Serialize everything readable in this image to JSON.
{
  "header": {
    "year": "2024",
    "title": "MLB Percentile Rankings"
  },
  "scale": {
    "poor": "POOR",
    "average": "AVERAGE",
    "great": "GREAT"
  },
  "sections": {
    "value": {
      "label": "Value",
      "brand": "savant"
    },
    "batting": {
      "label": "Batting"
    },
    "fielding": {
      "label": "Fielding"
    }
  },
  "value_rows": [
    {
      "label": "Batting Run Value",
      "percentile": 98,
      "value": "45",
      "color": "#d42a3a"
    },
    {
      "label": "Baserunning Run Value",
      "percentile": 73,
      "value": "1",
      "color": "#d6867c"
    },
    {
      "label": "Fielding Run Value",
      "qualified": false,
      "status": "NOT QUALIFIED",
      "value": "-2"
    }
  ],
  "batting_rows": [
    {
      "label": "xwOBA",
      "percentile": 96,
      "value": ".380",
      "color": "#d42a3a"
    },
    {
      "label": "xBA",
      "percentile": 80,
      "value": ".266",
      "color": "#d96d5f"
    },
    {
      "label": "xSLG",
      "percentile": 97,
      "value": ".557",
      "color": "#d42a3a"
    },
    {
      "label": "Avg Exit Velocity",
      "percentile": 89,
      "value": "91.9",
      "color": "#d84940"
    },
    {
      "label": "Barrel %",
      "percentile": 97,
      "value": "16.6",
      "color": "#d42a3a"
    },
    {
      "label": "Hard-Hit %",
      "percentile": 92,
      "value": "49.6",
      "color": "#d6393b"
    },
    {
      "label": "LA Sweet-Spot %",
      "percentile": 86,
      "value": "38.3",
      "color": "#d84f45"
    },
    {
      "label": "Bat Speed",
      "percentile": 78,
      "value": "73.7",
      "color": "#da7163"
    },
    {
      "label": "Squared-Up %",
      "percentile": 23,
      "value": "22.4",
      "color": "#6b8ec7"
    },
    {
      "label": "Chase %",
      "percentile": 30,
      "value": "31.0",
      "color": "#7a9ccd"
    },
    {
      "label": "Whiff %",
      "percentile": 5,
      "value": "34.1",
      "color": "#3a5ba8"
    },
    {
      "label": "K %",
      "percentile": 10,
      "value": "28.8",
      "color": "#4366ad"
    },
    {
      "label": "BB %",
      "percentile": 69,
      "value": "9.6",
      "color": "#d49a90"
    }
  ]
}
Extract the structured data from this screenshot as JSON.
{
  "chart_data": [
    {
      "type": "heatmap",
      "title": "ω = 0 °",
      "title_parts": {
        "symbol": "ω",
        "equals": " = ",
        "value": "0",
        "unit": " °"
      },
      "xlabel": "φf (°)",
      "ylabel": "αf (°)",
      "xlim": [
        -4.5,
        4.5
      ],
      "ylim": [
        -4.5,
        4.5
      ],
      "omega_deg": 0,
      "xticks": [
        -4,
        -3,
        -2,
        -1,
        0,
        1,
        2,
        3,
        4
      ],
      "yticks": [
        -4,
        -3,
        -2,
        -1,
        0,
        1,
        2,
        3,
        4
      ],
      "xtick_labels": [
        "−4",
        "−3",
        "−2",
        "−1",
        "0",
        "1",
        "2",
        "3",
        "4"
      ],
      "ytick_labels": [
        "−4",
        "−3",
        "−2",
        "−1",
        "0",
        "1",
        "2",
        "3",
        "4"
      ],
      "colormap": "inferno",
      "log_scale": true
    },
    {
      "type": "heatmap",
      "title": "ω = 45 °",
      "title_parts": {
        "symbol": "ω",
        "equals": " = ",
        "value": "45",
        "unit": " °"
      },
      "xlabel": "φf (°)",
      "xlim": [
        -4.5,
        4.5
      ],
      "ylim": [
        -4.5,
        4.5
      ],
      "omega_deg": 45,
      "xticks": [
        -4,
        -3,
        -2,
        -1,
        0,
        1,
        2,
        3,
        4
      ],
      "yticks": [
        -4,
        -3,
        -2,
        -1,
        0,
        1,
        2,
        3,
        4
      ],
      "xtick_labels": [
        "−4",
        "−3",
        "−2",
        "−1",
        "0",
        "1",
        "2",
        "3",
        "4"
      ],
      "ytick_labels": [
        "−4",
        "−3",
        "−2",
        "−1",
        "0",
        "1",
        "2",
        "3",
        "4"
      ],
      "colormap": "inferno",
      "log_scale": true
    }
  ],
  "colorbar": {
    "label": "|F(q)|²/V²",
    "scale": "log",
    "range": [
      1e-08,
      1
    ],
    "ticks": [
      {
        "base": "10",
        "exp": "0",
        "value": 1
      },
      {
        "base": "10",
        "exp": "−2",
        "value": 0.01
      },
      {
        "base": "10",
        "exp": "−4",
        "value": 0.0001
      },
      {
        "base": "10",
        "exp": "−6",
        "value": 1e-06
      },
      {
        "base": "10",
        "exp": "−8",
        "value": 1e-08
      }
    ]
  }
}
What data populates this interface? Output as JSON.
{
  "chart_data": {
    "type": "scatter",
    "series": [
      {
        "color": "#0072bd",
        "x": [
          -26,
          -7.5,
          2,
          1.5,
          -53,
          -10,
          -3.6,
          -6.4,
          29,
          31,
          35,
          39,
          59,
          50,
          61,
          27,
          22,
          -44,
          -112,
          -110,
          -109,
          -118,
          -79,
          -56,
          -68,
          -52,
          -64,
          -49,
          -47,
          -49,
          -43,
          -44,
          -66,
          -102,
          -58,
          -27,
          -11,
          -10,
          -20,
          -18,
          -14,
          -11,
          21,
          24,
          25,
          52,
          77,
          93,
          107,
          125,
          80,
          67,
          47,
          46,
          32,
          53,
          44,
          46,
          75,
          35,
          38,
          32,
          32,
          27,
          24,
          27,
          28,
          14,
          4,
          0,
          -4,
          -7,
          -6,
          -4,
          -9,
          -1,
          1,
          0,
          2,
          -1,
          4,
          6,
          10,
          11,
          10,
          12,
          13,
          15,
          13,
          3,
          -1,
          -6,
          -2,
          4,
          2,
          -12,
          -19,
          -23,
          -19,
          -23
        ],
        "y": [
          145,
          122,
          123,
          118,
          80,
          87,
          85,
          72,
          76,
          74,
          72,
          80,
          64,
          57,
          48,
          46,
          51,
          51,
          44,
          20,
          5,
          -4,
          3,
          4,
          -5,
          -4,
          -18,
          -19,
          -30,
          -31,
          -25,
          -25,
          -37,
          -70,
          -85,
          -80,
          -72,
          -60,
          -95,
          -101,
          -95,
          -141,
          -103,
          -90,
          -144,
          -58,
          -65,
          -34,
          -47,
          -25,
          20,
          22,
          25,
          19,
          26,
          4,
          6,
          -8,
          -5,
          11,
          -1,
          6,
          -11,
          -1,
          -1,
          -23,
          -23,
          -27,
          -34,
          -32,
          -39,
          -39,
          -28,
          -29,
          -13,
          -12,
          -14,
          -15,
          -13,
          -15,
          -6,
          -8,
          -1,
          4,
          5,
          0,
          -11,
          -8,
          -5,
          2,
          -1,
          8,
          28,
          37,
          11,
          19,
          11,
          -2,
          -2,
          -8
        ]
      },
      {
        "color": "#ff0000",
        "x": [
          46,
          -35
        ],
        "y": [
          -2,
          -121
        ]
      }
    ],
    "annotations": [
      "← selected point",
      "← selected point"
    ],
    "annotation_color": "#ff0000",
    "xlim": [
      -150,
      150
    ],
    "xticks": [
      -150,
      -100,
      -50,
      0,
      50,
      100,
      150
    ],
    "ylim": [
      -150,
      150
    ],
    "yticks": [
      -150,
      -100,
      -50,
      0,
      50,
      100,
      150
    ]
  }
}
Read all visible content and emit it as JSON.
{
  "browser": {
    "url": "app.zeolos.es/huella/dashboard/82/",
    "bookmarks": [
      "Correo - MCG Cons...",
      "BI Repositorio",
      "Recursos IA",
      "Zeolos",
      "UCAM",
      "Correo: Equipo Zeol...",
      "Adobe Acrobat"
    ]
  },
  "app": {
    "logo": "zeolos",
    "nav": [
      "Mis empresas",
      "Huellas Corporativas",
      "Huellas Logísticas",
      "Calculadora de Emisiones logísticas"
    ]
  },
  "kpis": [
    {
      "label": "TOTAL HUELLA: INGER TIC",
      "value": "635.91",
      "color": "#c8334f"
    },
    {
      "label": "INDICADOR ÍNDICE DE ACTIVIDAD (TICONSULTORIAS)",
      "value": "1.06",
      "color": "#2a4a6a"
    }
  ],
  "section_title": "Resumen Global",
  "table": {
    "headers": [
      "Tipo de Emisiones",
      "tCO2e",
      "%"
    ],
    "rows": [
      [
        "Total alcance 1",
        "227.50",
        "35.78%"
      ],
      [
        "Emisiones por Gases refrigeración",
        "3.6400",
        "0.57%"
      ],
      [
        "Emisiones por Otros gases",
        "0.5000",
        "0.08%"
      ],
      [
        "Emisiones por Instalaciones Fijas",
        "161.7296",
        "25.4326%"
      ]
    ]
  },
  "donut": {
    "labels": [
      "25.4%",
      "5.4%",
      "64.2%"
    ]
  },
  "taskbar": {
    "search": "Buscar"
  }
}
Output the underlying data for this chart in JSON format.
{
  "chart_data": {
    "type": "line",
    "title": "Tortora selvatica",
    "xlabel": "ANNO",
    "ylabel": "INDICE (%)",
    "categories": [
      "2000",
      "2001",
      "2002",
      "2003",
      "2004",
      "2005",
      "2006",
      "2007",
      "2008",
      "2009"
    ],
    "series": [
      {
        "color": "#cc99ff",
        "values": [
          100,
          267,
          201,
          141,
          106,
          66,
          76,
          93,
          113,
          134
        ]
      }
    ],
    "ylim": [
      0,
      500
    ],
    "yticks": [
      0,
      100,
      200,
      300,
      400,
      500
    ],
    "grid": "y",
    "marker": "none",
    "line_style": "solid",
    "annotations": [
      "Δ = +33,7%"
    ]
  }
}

§ **Work required**
Copy every line above in which the string "JSON" shows up.

§ **Finished task**
Serialize everything readable in this image to JSON.
Extract the structured data from this screenshot as JSON.
What data populates this interface? Output as JSON.
Read all visible content and emit it as JSON.
Output the underlying data for this chart in JSON format.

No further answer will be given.